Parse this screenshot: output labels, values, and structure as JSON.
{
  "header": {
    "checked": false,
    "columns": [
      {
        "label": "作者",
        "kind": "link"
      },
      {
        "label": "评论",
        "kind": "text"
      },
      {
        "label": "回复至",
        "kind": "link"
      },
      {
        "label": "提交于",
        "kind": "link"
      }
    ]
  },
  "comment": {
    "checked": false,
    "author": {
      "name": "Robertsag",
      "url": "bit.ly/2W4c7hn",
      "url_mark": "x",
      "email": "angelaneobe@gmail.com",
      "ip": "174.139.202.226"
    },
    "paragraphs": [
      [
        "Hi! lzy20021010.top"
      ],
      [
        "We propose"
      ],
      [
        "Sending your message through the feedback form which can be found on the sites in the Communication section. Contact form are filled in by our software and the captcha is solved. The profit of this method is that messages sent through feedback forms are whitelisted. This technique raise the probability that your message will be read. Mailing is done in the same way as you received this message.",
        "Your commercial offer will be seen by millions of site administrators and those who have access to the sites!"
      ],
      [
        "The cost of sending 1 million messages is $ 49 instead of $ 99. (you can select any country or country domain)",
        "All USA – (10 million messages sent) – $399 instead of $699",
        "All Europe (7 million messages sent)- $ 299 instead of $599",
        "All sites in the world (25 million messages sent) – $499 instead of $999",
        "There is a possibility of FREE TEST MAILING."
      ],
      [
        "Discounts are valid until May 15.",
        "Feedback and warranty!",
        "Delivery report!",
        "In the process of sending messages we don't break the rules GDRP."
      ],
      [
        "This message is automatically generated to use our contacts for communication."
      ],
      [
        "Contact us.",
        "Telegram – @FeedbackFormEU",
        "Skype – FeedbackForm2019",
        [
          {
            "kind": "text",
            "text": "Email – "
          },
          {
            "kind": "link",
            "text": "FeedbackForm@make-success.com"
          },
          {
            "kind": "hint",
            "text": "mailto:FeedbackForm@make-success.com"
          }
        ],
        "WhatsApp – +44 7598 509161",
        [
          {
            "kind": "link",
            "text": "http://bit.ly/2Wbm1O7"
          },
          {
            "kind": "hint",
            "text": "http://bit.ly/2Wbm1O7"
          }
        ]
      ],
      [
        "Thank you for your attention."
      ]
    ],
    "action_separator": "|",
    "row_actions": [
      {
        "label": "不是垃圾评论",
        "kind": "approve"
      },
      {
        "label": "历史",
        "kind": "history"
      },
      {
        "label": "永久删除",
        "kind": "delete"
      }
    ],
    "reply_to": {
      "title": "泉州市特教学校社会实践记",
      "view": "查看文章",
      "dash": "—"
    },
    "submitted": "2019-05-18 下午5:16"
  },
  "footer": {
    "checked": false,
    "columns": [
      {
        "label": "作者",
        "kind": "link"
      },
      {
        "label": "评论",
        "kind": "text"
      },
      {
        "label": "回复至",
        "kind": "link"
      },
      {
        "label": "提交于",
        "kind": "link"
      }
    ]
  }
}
+ + + + + + +
# What is expected
Reproduce each entry exactly, leaving out nothing.

# Written solution
Parse this screenshot: output labels, values, and structure as JSON.
{
  "header": {
    "checked": false,
    "columns": [
      {
        "label": "作者",
        "kind": "link"
      },
      {
        "label": "评论",
        "kind": "text"
      },
      {
        "label": "回复至",
        "kind": "link"
      },
      {
        "label": "提交于",
        "kind": "link"
      }
    ]
  },
  "comment": {
    "checked": false,
    "author": {
      "name": "Robertsag",
      "url": "bit.ly/2W4c7hn",
      "url_mark": "x",
      "email": "angelaneobe@gmail.com",
      "ip": "174.139.202.226"
    },
    "paragraphs": [
      [
        "Hi! lzy20021010.top"
      ],
      [
        "We propose"
      ],
      [
        "Sending your message through the feedback form which can be found on the sites in the Communication section. Contact form are filled in by our software and the captcha is solved. The profit of this method is that messages sent through feedback forms are whitelisted. This technique raise the probability that your message will be read. Mailing is done in the same way as you received this message.",
        "Your commercial offer will be seen by millions of site administrators and those who have access to the sites!"
      ],
      [
        "The cost of sending 1 million messages is $ 49 instead of $ 99. (you can select any country or country domain)",
        "All USA – (10 million messages sent) – $399 instead of $699",
        "All Europe (7 million messages sent)- $ 299 instead of $599",
        "All sites in the world (25 million messages sent) – $499 instead of $999",
        "There is a possibility of FREE TEST MAILING."
      ],
      [
        "Discounts are valid until May 15.",
        "Feedback and warranty!",
        "Delivery report!",
        "In the process of sending messages we don't break the rules GDRP."
      ],
      [
        "This message is automatically generated to use our contacts for communication."
      ],
      [
        "Contact us.",
        "Telegram – @FeedbackFormEU",
        "Skype – FeedbackForm2019",
        [
          {
            "kind": "text",
            "text": "Email – "
          },
          {
            "kind": "link",
            "text": "FeedbackForm@make-success.com"
          },
          {
            "kind": "hint",
            "text": "mailto:FeedbackForm@make-success.com"
          }
        ],
        "WhatsApp – +44 7598 509161",
        [
          {
            "kind": "link",
            "text": "http://bit.ly/2Wbm1O7"
          },
          {
            "kind": "hint",
            "text": "http://bit.ly/2Wbm1O7"
          }
        ]
      ],
      [
        "Thank you for your attention."
      ]
    ],
    "action_separator": "|",
    "row_actions": [
      {
        "label": "不是垃圾评论",
        "kind": "approve"
      },
      {
        "label": "历史",
        "kind": "history"
      },
      {
        "label": "永久删除",
        "kind": "delete"
      }
    ],
    "reply_to": {
      "title": "泉州市特教学校社会实践记",
      "view": "查看文章",
      "dash": "—"
    },
    "submitted": "2019-05-18 下午5:16"
  },
  "footer": {
    "checked": false,
    "columns": [
      {
        "label": "作者",
        "kind": "link"
      },
      {
        "label": "评论",
        "kind": "text"
      },
      {
        "label": "回复至",
        "kind": "link"
      },
      {
        "label": "提交于",
        "kind": "link"
      }
    ]
  }
}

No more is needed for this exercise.